►

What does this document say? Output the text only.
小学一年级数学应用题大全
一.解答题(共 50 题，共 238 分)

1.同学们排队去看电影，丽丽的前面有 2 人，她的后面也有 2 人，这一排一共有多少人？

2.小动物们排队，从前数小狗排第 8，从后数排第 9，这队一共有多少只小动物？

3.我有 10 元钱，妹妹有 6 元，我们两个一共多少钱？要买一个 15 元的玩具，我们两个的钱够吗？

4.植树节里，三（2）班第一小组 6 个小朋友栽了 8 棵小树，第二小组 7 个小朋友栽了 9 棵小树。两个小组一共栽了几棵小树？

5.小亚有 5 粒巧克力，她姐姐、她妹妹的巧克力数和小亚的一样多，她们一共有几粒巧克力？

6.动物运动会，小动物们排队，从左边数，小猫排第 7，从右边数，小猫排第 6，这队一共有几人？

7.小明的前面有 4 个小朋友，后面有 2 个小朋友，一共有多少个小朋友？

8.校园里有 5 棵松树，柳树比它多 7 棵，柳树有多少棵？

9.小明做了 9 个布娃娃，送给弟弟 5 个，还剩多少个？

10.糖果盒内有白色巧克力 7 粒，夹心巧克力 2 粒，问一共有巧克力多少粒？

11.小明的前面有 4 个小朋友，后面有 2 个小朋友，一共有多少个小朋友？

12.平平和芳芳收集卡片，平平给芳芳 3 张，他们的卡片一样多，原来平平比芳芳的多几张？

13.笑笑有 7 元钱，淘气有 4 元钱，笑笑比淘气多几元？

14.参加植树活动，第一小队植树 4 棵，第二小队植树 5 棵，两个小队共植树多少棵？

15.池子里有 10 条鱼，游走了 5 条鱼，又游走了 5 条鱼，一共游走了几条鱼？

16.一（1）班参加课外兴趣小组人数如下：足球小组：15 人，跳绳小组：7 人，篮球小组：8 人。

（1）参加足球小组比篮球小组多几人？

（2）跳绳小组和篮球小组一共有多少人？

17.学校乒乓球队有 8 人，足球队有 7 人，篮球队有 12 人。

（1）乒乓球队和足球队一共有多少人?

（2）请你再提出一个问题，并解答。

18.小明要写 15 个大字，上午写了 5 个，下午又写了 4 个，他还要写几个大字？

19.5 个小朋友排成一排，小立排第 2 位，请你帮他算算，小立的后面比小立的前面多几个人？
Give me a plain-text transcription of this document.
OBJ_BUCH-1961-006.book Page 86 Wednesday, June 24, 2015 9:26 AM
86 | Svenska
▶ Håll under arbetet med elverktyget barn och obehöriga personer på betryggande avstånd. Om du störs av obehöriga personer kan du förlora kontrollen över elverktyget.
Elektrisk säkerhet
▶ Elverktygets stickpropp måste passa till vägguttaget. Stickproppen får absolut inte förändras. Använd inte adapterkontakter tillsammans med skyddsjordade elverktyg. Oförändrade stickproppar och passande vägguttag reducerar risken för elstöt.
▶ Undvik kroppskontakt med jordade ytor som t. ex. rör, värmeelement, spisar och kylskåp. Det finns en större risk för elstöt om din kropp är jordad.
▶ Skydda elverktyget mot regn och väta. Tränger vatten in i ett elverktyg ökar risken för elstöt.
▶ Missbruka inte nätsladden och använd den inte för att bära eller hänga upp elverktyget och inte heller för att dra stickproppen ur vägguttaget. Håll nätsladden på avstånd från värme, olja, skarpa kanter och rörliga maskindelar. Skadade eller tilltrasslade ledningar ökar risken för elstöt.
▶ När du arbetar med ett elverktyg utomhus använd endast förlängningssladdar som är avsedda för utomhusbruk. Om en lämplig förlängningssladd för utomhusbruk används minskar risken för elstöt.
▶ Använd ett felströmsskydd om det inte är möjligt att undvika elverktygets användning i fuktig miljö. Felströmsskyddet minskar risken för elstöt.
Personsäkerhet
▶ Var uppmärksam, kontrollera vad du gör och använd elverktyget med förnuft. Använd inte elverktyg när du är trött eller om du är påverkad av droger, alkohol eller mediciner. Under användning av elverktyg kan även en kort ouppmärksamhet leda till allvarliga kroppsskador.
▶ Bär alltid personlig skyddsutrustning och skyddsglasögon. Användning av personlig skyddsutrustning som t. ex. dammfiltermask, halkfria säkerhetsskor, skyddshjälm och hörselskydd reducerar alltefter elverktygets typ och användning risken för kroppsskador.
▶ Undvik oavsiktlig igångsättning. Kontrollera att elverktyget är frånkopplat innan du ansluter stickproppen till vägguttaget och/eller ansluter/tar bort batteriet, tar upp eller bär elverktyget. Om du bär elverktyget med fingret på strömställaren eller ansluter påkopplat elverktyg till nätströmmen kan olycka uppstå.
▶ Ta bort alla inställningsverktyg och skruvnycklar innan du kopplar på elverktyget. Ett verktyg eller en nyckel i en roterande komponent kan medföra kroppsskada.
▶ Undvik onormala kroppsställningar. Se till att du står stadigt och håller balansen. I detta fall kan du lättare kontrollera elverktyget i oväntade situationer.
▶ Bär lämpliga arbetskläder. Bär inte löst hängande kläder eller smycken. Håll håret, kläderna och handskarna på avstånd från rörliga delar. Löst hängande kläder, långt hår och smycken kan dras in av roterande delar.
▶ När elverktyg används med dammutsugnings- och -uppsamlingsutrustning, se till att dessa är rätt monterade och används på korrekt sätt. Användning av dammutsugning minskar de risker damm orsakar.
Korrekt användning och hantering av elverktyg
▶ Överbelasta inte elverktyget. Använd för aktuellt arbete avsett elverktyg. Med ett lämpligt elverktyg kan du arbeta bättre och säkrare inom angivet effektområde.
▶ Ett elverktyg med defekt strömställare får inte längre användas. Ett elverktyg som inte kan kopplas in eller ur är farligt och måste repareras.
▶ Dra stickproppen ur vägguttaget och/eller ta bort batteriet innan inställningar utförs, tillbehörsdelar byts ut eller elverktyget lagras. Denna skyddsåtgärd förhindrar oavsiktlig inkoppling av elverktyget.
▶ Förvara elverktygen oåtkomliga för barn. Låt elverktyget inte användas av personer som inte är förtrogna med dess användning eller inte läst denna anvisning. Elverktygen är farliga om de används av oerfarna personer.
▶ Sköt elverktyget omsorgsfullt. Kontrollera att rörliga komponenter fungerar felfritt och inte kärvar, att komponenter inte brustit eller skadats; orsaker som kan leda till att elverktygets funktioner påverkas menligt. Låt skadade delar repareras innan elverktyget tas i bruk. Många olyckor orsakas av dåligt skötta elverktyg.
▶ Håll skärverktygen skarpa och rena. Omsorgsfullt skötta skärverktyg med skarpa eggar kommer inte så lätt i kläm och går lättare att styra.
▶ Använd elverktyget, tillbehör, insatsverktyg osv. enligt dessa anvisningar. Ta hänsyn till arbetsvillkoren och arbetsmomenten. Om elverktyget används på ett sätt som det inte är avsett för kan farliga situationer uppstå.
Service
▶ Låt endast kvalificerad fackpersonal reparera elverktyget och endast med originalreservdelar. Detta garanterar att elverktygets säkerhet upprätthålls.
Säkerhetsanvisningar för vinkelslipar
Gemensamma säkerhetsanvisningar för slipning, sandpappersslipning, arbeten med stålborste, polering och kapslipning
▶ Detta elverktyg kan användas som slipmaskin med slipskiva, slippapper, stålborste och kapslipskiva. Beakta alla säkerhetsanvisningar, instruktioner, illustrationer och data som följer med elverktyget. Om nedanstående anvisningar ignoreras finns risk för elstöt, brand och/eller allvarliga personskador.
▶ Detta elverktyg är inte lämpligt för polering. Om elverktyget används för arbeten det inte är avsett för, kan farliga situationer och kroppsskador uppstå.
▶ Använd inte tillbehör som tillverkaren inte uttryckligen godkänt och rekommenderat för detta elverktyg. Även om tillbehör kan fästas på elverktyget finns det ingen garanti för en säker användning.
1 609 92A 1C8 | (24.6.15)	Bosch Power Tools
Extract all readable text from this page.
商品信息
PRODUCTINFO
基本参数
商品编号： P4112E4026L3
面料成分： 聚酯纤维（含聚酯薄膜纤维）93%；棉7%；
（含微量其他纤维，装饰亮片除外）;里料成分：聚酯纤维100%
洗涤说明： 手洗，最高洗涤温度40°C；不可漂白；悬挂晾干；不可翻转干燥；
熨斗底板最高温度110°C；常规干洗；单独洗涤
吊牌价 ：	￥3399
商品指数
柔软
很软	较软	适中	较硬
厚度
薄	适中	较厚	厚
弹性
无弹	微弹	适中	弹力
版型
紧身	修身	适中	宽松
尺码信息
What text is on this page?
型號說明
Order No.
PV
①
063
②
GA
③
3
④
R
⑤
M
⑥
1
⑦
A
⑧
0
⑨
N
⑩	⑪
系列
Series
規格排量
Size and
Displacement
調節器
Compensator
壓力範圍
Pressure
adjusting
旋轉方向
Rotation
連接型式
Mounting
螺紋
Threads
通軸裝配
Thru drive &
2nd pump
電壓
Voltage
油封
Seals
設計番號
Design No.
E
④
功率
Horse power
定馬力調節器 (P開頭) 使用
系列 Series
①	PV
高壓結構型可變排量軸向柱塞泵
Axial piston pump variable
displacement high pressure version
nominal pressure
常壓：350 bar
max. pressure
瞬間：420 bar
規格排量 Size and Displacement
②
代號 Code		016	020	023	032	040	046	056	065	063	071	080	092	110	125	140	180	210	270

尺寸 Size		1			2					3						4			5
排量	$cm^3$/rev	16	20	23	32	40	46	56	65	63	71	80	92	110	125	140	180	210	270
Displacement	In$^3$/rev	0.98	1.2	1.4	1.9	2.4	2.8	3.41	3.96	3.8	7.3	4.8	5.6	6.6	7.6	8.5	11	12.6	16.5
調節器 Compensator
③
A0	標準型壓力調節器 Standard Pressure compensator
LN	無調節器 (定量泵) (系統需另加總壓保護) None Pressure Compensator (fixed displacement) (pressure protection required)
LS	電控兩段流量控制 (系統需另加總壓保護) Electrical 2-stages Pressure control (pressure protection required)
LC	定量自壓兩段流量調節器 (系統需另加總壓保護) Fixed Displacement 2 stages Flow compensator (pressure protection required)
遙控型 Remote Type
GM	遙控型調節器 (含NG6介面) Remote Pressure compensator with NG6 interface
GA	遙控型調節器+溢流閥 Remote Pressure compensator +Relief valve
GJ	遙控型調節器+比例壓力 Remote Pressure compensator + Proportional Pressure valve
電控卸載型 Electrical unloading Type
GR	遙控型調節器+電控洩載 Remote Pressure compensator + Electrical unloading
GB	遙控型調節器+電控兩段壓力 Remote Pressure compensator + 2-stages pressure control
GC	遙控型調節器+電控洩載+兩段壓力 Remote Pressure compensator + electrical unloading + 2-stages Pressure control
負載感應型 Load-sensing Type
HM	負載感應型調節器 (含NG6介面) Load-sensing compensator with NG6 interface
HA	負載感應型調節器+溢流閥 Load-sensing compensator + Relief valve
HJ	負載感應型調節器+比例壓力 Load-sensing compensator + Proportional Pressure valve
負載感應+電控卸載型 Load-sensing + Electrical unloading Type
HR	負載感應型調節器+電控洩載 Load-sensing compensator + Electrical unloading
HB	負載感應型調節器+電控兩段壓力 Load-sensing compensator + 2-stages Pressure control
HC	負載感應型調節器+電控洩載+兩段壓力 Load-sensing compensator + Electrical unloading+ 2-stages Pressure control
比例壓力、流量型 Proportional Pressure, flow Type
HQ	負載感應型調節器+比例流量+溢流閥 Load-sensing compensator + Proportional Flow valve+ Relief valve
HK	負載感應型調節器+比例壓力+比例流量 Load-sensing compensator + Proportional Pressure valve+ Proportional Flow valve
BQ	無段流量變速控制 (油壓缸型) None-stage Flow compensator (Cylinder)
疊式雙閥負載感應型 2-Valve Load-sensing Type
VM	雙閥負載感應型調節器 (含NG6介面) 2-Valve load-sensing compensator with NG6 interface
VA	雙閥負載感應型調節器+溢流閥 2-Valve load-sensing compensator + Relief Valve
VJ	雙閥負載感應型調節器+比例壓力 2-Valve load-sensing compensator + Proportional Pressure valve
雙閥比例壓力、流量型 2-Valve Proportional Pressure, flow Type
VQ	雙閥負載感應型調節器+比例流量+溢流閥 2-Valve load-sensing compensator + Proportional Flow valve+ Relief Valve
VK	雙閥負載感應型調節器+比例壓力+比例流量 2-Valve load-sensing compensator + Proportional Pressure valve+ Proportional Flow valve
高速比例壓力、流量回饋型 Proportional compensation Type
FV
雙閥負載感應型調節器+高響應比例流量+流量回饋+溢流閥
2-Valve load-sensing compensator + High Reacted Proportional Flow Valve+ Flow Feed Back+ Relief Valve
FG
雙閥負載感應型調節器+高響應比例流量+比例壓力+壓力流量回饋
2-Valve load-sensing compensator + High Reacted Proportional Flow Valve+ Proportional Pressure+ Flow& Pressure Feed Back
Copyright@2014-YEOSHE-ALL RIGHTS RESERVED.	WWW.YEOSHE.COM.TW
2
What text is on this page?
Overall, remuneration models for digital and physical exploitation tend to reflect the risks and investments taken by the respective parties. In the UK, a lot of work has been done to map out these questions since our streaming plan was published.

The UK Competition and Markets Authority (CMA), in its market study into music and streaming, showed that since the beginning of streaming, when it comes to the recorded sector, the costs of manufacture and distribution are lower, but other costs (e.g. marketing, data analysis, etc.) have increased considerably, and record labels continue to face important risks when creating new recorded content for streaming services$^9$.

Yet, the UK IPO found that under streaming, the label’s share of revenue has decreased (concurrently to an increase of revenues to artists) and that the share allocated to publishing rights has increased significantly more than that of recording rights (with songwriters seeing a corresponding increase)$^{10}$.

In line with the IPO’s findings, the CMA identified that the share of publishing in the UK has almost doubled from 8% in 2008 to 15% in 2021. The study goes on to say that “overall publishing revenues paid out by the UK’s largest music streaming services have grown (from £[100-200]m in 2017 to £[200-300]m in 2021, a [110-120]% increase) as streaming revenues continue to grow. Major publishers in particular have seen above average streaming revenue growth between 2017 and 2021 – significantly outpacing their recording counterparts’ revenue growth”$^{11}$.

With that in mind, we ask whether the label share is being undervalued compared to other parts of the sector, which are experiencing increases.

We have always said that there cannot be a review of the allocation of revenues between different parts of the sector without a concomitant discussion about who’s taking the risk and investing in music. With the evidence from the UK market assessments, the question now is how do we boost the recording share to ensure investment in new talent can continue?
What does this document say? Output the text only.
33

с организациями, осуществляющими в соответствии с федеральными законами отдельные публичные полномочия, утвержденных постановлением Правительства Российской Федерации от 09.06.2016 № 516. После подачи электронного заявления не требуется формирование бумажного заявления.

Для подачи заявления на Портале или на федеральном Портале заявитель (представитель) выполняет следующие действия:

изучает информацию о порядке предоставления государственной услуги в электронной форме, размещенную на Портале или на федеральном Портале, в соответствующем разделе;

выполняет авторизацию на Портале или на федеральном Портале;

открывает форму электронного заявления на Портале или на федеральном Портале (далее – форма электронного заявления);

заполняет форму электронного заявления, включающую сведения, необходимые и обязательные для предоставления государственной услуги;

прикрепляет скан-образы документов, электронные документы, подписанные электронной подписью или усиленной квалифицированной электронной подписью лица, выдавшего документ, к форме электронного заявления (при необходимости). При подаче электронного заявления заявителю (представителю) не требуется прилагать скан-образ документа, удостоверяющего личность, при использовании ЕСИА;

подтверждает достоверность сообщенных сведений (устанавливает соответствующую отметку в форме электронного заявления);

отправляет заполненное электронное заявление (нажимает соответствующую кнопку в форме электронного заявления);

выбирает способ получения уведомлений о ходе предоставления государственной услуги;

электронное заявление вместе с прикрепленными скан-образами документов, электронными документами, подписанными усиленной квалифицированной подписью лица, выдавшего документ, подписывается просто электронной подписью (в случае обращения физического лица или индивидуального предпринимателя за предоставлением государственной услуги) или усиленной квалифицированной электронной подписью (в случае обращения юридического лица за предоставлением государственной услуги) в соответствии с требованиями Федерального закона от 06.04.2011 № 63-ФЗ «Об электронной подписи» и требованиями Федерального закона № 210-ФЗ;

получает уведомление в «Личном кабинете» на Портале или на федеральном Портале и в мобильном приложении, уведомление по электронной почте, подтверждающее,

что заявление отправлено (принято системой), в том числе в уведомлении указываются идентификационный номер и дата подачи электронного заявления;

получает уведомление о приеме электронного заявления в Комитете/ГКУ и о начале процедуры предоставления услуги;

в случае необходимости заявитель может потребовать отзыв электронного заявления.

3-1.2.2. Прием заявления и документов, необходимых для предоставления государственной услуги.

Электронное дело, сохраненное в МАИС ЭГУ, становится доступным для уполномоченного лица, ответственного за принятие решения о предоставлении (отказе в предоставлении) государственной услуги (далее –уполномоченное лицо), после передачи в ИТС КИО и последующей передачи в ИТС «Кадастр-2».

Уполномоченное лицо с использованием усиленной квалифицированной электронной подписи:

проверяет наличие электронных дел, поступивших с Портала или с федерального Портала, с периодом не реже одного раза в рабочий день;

◄

INSTRUCTIONS FOR THE TASK — Copy out every line of the data that includes "dessa".

SOLUTION FOR THIS PROBLEM —
▶ När elverktyg används med dammutsugnings- och -uppsamlingsutrustning, se till att dessa är rätt monterade och används på korrekt sätt. Användning av dammutsugning minskar de risker damm orsakar.
▶ Använd elverktyget, tillbehör, insatsverktyg osv. enligt dessa anvisningar. Ta hänsyn till arbetsvillkoren och arbetsmomenten. Om elverktyget används på ett sätt som det inte är avsett för kan farliga situationer uppstå.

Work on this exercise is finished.